## Requirements
Whenever a line contains the string "resistance", copy it out of the entries.

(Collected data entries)
* * *

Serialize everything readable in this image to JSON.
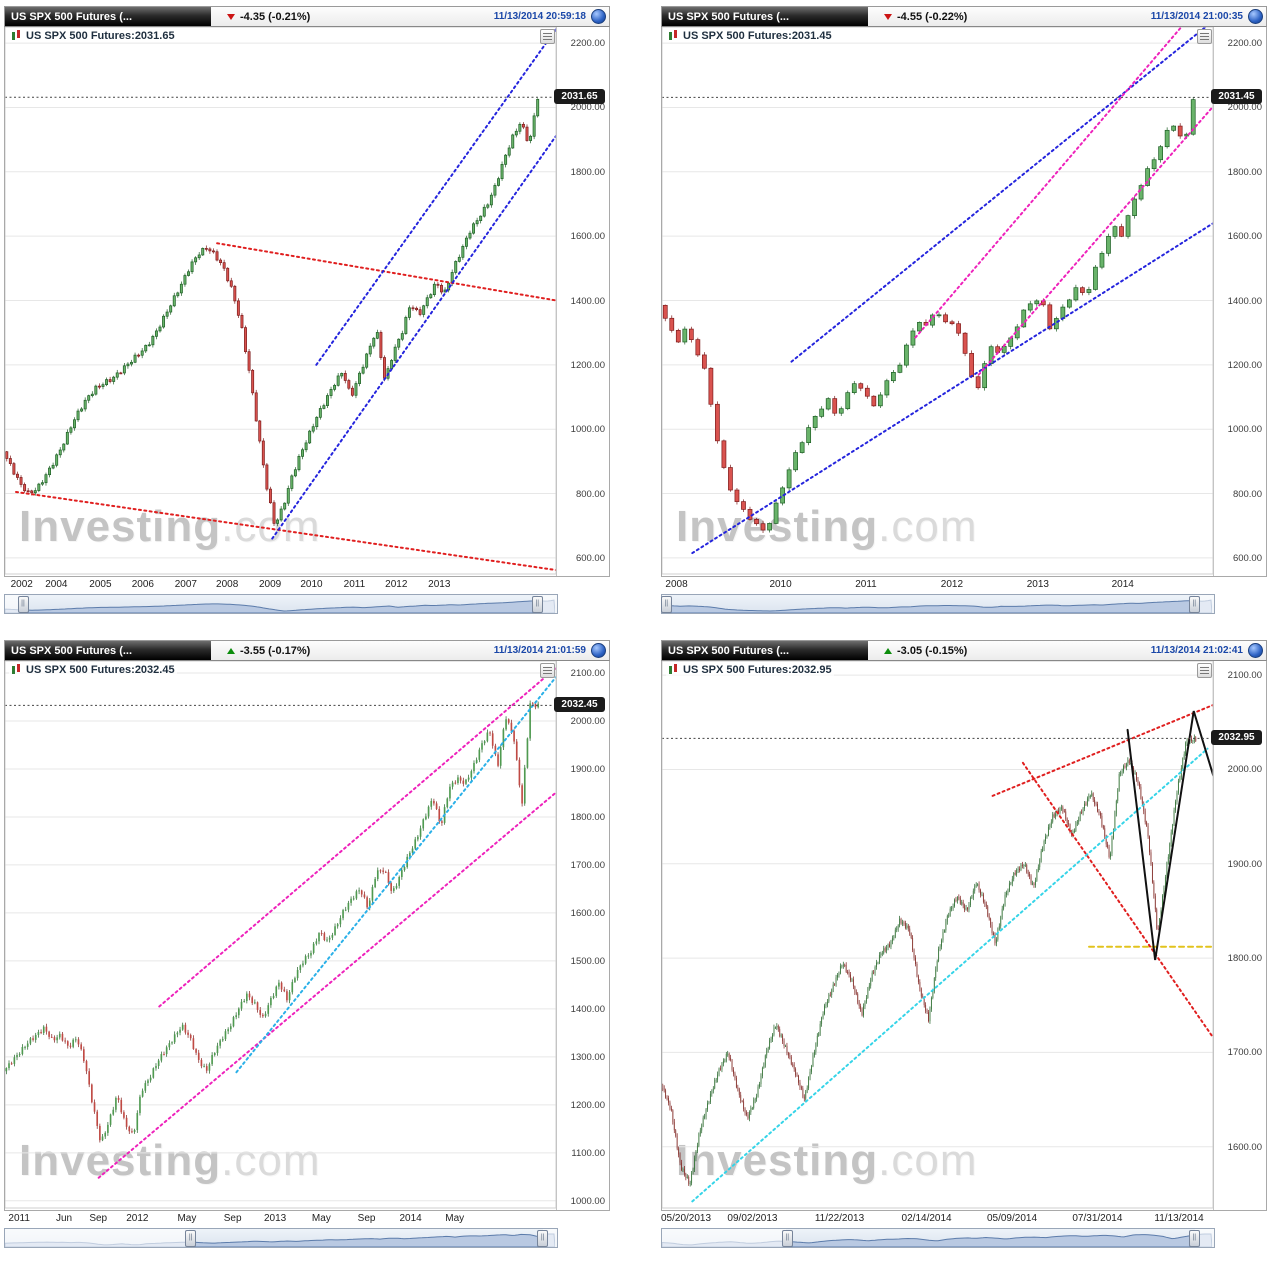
{
  "brand": {
    "watermark_main": "Investing",
    "watermark_suffix": ".com"
  },
  "icons": {
    "globe": "globe-icon",
    "change_up": "triangle-up-icon",
    "change_down": "triangle-down-icon",
    "legend_candles": "candlestick-icon",
    "chart_menu": "chart-menu-icon",
    "nav_handles": "navigator-handle-icon"
  },
  "panels": [
    {
      "title": "US SPX 500 Futures (...",
      "change": "-4.35 (-0.21%)",
      "change_dir": "down",
      "timestamp": "11/13/2014 20:59:18",
      "legend": "US SPX 500 Futures:2031.65",
      "price_tag": "2031.65"
    },
    {
      "title": "US SPX 500 Futures (...",
      "change": "-4.55 (-0.22%)",
      "change_dir": "down",
      "timestamp": "11/13/2014 21:00:35",
      "legend": "US SPX 500 Futures:2031.45",
      "price_tag": "2031.45"
    },
    {
      "title": "US SPX 500 Futures (...",
      "change": "-3.55 (-0.17%)",
      "change_dir": "up",
      "timestamp": "11/13/2014 21:01:59",
      "legend": "US SPX 500 Futures:2032.45",
      "price_tag": "2032.45"
    },
    {
      "title": "US SPX 500 Futures (...",
      "change": "-3.05 (-0.15%)",
      "change_dir": "up",
      "timestamp": "11/13/2014 21:02:41",
      "legend": "US SPX 500 Futures:2032.95",
      "price_tag": "2032.95"
    }
  ],
  "chart_data": [
    {
      "type": "candlestick",
      "series_name": "US SPX 500 Futures",
      "price": 2031.65,
      "domain": [
        550,
        2250
      ],
      "y_ticks": [
        600,
        800,
        1000,
        1200,
        1400,
        1600,
        1800,
        2000,
        2200
      ],
      "x_labels": [
        {
          "text": "2002",
          "pos": 0.012,
          "align": "left"
        },
        {
          "text": "2004",
          "pos": 0.095
        },
        {
          "text": "2005",
          "pos": 0.175
        },
        {
          "text": "2006",
          "pos": 0.252
        },
        {
          "text": "2007",
          "pos": 0.33
        },
        {
          "text": "2008",
          "pos": 0.405
        },
        {
          "text": "2009",
          "pos": 0.483
        },
        {
          "text": "2010",
          "pos": 0.558
        },
        {
          "text": "2011",
          "pos": 0.636
        },
        {
          "text": "2012",
          "pos": 0.712
        },
        {
          "text": "2013",
          "pos": 0.79
        }
      ],
      "close": [
        930,
        880,
        830,
        800,
        815,
        855,
        900,
        950,
        1010,
        1060,
        1100,
        1130,
        1145,
        1160,
        1185,
        1210,
        1235,
        1260,
        1300,
        1350,
        1400,
        1450,
        1505,
        1545,
        1565,
        1540,
        1500,
        1430,
        1330,
        1180,
        1000,
        830,
        700,
        760,
        850,
        920,
        980,
        1040,
        1090,
        1140,
        1180,
        1100,
        1170,
        1240,
        1310,
        1150,
        1240,
        1300,
        1390,
        1355,
        1405,
        1455,
        1420,
        1495,
        1555,
        1615,
        1655,
        1695,
        1755,
        1835,
        1905,
        1955,
        1885,
        2032
      ],
      "candle_count": 150,
      "up_color": "#69b36a",
      "down_color": "#d9534f",
      "trendlines": [
        {
          "name": "descending-resistance",
          "color": "#e01f1f",
          "style": "dotted",
          "points": [
            [
              0.385,
              1578
            ],
            [
              1.07,
              1380
            ]
          ]
        },
        {
          "name": "descending-support",
          "color": "#e01f1f",
          "style": "dotted",
          "points": [
            [
              0.02,
              805
            ],
            [
              1.07,
              545
            ]
          ]
        },
        {
          "name": "rising-channel-upper",
          "color": "#2424dd",
          "style": "dotted",
          "points": [
            [
              0.565,
              1200
            ],
            [
              1.005,
              2255
            ]
          ]
        },
        {
          "name": "rising-channel-lower",
          "color": "#2424dd",
          "style": "dotted",
          "points": [
            [
              0.485,
              660
            ],
            [
              1.02,
              1960
            ]
          ]
        }
      ],
      "nav_range": [
        0.03,
        0.965
      ]
    },
    {
      "type": "candlestick",
      "series_name": "US SPX 500 Futures",
      "price": 2031.45,
      "domain": [
        550,
        2250
      ],
      "y_ticks": [
        600,
        800,
        1000,
        1200,
        1400,
        1600,
        1800,
        2000,
        2200
      ],
      "x_labels": [
        {
          "text": "2008",
          "pos": 0.008,
          "align": "left"
        },
        {
          "text": "2010",
          "pos": 0.217
        },
        {
          "text": "2011",
          "pos": 0.372
        },
        {
          "text": "2012",
          "pos": 0.528
        },
        {
          "text": "2013",
          "pos": 0.684
        },
        {
          "text": "2014",
          "pos": 0.838
        }
      ],
      "close": [
        1385,
        1330,
        1270,
        1310,
        1260,
        1200,
        1060,
        900,
        820,
        760,
        735,
        700,
        682,
        750,
        830,
        900,
        960,
        1010,
        1060,
        1090,
        1040,
        1095,
        1150,
        1115,
        1075,
        1105,
        1180,
        1185,
        1285,
        1325,
        1330,
        1360,
        1345,
        1320,
        1290,
        1160,
        1130,
        1255,
        1245,
        1255,
        1310,
        1365,
        1405,
        1395,
        1310,
        1360,
        1405,
        1440,
        1415,
        1495,
        1570,
        1630,
        1605,
        1685,
        1755,
        1810,
        1860,
        1920,
        1955,
        1870,
        2031
      ],
      "candle_count": 82,
      "up_color": "#69b36a",
      "down_color": "#d9534f",
      "trendlines": [
        {
          "name": "rising-channel-upper-blue",
          "color": "#2424dd",
          "style": "dotted",
          "points": [
            [
              0.235,
              1210
            ],
            [
              0.99,
              2255
            ]
          ]
        },
        {
          "name": "rising-channel-lower-blue",
          "color": "#2424dd",
          "style": "dotted",
          "points": [
            [
              0.055,
              615
            ],
            [
              1.06,
              1705
            ]
          ]
        },
        {
          "name": "rising-channel-upper-magenta",
          "color": "#ee22bb",
          "style": "dotted",
          "points": [
            [
              0.46,
              1285
            ],
            [
              0.945,
              2255
            ]
          ]
        },
        {
          "name": "rising-channel-lower-magenta",
          "color": "#ee22bb",
          "style": "dotted",
          "points": [
            [
              0.575,
              1170
            ],
            [
              1.06,
              2120
            ]
          ]
        }
      ],
      "nav_range": [
        0.005,
        0.965
      ]
    },
    {
      "type": "candlestick",
      "series_name": "US SPX 500 Futures",
      "price": 2032.45,
      "domain": [
        985,
        2125
      ],
      "y_ticks": [
        1000,
        1100,
        1200,
        1300,
        1400,
        1500,
        1600,
        1700,
        1800,
        1900,
        2000,
        2100
      ],
      "x_labels": [
        {
          "text": "2011",
          "pos": 0.008,
          "align": "left"
        },
        {
          "text": "Jun",
          "pos": 0.109
        },
        {
          "text": "Sep",
          "pos": 0.171
        },
        {
          "text": "2012",
          "pos": 0.242
        },
        {
          "text": "May",
          "pos": 0.332
        },
        {
          "text": "Sep",
          "pos": 0.415
        },
        {
          "text": "2013",
          "pos": 0.492
        },
        {
          "text": "May",
          "pos": 0.576
        },
        {
          "text": "Sep",
          "pos": 0.658
        },
        {
          "text": "2014",
          "pos": 0.738
        },
        {
          "text": "May",
          "pos": 0.818
        }
      ],
      "close": [
        1270,
        1290,
        1310,
        1330,
        1345,
        1360,
        1335,
        1345,
        1320,
        1340,
        1290,
        1200,
        1120,
        1165,
        1220,
        1160,
        1135,
        1230,
        1255,
        1290,
        1315,
        1340,
        1365,
        1340,
        1295,
        1270,
        1310,
        1340,
        1365,
        1400,
        1430,
        1410,
        1380,
        1420,
        1455,
        1420,
        1470,
        1500,
        1520,
        1560,
        1540,
        1570,
        1605,
        1630,
        1650,
        1610,
        1685,
        1690,
        1640,
        1680,
        1720,
        1755,
        1800,
        1840,
        1780,
        1860,
        1880,
        1870,
        1905,
        1950,
        1980,
        1905,
        2010,
        1965,
        1825,
        2035,
        2032
      ],
      "candle_count": 200,
      "up_color": "#4f9a50",
      "down_color": "#c04a44",
      "trendlines": [
        {
          "name": "rising-channel-upper-magenta",
          "color": "#ee22bb",
          "style": "dotted",
          "points": [
            [
              0.28,
              1405
            ],
            [
              1.03,
              2140
            ]
          ]
        },
        {
          "name": "rising-channel-lower-magenta",
          "color": "#ee22bb",
          "style": "dotted",
          "points": [
            [
              0.17,
              1048
            ],
            [
              1.03,
              1880
            ]
          ]
        },
        {
          "name": "rising-trendline-cyan",
          "color": "#2ab0e8",
          "style": "dotted",
          "points": [
            [
              0.42,
              1268
            ],
            [
              1.02,
              2120
            ]
          ]
        }
      ],
      "nav_range": [
        0.335,
        0.975
      ]
    },
    {
      "type": "candlestick",
      "series_name": "US SPX 500 Futures",
      "price": 2032.95,
      "domain": [
        1535,
        2115
      ],
      "y_ticks": [
        1600,
        1700,
        1800,
        1900,
        2000,
        2100
      ],
      "x_labels": [
        {
          "text": "05/20/2013",
          "pos": 0.0,
          "align": "left"
        },
        {
          "text": "09/02/2013",
          "pos": 0.166
        },
        {
          "text": "11/22/2013",
          "pos": 0.324
        },
        {
          "text": "02/14/2014",
          "pos": 0.482
        },
        {
          "text": "05/09/2014",
          "pos": 0.637
        },
        {
          "text": "07/31/2014",
          "pos": 0.792
        },
        {
          "text": "11/13/2014",
          "pos": 0.985,
          "align": "right"
        }
      ],
      "close": [
        1666,
        1640,
        1580,
        1560,
        1615,
        1650,
        1680,
        1700,
        1660,
        1630,
        1655,
        1700,
        1730,
        1705,
        1680,
        1650,
        1700,
        1745,
        1770,
        1795,
        1775,
        1740,
        1780,
        1805,
        1815,
        1840,
        1830,
        1770,
        1735,
        1805,
        1845,
        1865,
        1850,
        1880,
        1855,
        1815,
        1865,
        1890,
        1900,
        1875,
        1920,
        1950,
        1960,
        1930,
        1955,
        1975,
        1950,
        1905,
        1995,
        2010,
        1985,
        1930,
        1825,
        1900,
        1975,
        2030,
        2032
      ],
      "candle_count": 370,
      "up_color": "#3f7a40",
      "down_color": "#8a3a34",
      "trendlines": [
        {
          "name": "rising-resistance-red",
          "color": "#e01f1f",
          "style": "dotted",
          "points": [
            [
              0.6,
              1972
            ],
            [
              1.09,
              2090
            ]
          ]
        },
        {
          "name": "falling-trendline-red",
          "color": "#e01f1f",
          "style": "dotted",
          "points": [
            [
              0.655,
              2007
            ],
            [
              1.09,
              1640
            ]
          ]
        },
        {
          "name": "rising-support-cyan",
          "color": "#35d4e8",
          "style": "dotted",
          "points": [
            [
              0.055,
              1542
            ],
            [
              0.99,
              2022
            ]
          ]
        },
        {
          "name": "horizontal-support-yellow",
          "color": "#e2c31d",
          "style": "dash",
          "points": [
            [
              0.775,
              1812
            ],
            [
              1.09,
              1812
            ]
          ]
        },
        {
          "name": "projection-zigzag-black",
          "color": "#111111",
          "style": "solid",
          "points": [
            [
              0.845,
              2042
            ],
            [
              0.895,
              1798
            ],
            [
              0.965,
              2062
            ],
            [
              1.08,
              1840
            ]
          ]
        }
      ],
      "nav_range": [
        0.225,
        0.965
      ]
    }
  ]
}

* * *

## Completed task
          "name": "descending-resistance",
          "name": "rising-resistance-red",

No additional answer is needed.